= What to produce =
Gather all lines in the records below that include the word "this".

= Exercise input =

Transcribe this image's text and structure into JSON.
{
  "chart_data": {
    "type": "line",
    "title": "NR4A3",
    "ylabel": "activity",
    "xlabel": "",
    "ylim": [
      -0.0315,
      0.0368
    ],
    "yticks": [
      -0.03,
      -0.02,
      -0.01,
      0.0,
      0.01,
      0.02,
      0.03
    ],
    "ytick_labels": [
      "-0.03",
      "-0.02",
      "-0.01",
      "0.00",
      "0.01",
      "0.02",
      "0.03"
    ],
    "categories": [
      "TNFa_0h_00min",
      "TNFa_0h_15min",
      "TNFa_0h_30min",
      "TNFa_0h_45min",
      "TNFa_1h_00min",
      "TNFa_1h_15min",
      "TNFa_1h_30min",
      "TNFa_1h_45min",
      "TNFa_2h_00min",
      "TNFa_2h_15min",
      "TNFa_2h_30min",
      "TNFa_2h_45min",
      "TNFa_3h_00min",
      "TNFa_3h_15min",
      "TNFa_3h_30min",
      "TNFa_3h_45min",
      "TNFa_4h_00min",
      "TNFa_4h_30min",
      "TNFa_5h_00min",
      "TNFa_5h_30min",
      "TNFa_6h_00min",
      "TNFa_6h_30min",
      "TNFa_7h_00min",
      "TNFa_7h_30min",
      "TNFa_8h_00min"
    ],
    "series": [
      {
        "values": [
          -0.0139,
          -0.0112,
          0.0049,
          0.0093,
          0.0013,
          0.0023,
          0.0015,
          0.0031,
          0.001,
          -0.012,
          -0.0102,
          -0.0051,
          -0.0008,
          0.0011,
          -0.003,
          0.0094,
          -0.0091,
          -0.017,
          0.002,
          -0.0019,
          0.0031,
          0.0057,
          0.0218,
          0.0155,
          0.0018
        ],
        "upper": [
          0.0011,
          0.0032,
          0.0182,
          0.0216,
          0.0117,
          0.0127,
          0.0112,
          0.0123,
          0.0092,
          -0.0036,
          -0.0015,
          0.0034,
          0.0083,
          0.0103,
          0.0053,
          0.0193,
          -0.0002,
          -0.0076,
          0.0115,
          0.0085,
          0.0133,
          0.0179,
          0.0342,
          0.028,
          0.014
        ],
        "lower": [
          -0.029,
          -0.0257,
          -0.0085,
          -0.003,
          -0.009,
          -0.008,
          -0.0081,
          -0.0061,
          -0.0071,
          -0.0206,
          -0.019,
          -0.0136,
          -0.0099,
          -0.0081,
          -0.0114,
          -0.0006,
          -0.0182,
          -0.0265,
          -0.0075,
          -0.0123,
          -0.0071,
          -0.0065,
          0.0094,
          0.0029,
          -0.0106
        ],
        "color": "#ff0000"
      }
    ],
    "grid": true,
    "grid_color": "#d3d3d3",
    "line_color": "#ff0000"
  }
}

--

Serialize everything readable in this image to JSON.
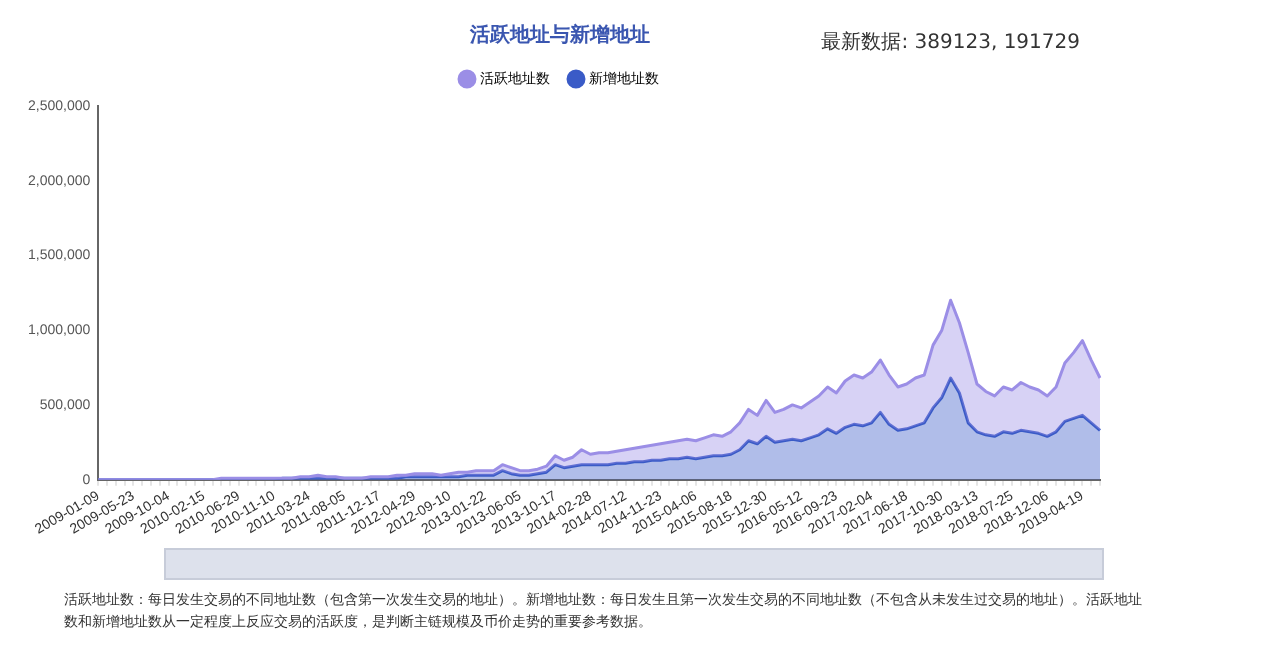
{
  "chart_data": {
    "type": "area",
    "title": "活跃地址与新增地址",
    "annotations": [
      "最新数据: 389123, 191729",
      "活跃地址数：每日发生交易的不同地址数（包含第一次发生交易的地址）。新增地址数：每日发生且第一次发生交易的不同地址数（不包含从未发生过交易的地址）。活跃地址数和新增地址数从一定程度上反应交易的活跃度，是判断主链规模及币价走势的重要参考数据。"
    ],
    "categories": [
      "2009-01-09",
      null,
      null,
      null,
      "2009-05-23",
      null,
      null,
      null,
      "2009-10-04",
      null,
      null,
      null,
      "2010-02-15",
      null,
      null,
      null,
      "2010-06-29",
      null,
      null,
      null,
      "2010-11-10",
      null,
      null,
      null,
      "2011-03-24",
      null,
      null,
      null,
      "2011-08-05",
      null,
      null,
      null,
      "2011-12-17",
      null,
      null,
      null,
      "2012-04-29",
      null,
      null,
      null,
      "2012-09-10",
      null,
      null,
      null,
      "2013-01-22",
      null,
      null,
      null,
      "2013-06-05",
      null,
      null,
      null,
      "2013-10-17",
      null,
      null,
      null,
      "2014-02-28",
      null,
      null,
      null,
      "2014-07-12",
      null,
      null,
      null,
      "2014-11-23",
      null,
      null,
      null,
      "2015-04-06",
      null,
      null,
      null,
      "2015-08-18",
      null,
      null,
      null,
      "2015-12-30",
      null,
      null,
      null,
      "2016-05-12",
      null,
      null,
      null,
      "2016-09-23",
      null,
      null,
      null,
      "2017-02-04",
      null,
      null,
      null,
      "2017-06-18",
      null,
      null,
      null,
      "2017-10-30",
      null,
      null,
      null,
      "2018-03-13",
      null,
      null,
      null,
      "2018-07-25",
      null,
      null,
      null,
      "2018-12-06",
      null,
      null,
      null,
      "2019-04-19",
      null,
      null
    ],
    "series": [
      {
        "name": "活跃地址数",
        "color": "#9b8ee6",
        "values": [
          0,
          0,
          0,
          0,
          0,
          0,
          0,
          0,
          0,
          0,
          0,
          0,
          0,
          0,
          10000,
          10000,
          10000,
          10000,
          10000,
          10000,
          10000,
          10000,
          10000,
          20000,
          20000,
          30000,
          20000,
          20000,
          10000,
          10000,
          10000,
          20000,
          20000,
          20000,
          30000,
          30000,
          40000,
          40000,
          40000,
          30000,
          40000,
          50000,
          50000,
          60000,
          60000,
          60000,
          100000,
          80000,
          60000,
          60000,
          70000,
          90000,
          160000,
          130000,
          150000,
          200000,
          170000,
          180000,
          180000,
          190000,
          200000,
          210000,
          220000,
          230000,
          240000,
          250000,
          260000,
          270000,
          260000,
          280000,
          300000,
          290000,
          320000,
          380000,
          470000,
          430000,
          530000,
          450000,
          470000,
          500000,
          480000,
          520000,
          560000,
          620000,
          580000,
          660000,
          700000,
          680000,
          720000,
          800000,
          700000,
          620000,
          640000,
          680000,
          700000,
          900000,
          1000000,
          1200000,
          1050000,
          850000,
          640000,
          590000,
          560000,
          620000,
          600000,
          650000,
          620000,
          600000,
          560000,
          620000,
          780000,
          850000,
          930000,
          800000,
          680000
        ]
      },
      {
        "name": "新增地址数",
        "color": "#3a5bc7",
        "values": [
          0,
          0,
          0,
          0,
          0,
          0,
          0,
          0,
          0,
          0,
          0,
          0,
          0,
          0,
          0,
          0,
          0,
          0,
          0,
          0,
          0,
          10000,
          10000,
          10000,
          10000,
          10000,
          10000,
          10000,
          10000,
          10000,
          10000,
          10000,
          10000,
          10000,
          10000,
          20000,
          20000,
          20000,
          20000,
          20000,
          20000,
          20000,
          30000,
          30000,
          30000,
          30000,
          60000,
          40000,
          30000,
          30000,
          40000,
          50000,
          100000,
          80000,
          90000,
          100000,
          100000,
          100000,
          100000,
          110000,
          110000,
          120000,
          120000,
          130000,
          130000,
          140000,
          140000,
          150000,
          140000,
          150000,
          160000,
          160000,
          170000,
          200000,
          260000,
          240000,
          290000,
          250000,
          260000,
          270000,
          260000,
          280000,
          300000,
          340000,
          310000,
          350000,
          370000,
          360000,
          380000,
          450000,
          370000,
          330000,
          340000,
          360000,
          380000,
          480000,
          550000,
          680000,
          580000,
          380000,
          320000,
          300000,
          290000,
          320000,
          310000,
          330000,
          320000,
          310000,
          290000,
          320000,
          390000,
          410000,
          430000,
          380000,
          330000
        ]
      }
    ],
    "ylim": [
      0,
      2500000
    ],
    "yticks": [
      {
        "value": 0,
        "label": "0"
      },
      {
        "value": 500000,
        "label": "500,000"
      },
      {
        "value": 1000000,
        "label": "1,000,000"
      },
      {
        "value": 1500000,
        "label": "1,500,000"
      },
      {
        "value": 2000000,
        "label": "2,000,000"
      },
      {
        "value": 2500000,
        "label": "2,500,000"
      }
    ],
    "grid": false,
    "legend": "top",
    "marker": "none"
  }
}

--

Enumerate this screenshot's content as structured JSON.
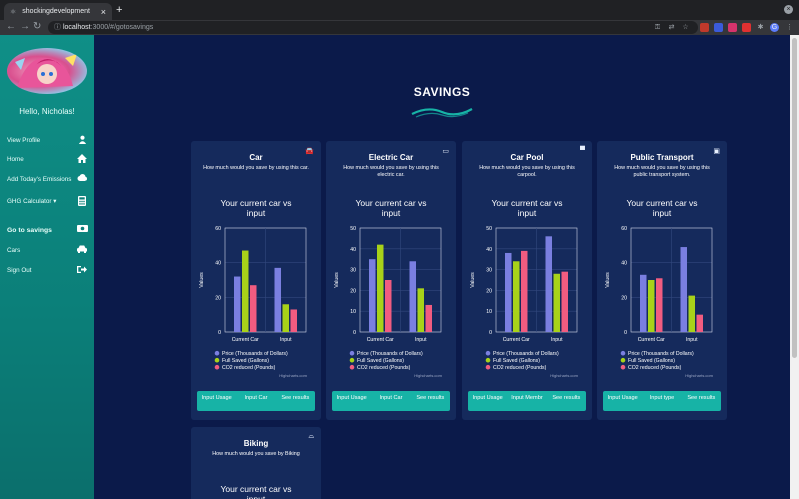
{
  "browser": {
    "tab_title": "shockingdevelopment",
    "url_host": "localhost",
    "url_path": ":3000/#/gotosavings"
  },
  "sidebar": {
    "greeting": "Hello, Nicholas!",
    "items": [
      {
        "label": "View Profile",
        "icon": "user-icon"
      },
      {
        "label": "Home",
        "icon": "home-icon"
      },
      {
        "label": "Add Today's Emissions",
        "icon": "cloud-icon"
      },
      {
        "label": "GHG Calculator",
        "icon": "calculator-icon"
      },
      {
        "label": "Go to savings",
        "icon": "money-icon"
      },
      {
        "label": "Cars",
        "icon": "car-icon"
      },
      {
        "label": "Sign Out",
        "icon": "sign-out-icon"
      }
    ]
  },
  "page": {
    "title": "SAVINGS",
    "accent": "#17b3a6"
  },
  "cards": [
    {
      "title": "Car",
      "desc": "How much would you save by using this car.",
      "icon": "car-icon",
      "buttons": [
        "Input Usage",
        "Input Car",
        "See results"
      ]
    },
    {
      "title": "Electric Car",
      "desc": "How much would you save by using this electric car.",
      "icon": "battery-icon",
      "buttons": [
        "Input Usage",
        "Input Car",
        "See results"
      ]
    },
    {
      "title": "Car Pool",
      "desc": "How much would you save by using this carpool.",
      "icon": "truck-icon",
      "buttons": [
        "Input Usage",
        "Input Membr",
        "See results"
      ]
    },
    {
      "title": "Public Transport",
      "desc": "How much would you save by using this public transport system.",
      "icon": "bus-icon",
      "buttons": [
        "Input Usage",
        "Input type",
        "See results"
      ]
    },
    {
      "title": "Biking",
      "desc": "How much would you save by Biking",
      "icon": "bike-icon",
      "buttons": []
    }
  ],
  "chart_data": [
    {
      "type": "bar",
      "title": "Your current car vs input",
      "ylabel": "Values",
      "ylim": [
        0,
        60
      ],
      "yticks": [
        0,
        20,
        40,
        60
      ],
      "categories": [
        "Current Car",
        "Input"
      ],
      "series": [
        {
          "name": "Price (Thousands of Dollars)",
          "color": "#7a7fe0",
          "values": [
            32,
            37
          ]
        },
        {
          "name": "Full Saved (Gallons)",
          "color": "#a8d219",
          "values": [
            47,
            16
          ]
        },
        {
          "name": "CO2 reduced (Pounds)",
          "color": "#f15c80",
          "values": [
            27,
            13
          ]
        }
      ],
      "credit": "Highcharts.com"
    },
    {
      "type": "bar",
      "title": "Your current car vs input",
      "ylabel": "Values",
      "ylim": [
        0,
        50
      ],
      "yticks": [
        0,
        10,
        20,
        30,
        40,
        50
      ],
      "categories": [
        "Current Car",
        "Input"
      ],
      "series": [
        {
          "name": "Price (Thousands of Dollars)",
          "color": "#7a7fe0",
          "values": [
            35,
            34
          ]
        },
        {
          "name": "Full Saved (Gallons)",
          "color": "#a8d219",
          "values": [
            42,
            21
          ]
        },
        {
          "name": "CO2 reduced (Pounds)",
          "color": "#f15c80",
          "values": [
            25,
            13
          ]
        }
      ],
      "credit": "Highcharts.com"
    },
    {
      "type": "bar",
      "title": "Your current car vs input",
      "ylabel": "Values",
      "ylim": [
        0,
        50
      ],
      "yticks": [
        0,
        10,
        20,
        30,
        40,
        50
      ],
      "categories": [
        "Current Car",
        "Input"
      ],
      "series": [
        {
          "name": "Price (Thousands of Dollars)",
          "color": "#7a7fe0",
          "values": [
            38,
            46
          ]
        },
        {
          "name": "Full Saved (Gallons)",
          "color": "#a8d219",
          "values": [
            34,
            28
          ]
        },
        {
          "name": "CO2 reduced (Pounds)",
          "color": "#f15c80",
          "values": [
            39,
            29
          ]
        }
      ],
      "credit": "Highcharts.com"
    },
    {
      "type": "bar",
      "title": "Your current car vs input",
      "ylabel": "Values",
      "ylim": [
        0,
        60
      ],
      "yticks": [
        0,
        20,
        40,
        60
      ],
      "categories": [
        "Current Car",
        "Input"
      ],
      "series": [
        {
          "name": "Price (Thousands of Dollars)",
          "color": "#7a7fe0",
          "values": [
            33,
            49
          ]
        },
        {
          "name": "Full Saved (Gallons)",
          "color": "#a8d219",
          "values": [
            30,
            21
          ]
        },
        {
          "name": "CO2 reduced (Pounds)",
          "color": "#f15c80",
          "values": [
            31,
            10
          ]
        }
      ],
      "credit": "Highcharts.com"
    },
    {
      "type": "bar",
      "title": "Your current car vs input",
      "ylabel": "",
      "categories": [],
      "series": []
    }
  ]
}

= The response =
Transcribe this image's text and structure into JSON.
Serialize everything readable in this image to JSON.
Enumerate this screenshot's content as structured JSON.
      "desc": "How much would you save by using this car.",
      "desc": "How much would you save by using this electric car.",
      "desc": "How much would you save by using this carpool.",
      "desc": "How much would you save by using this public transport system.",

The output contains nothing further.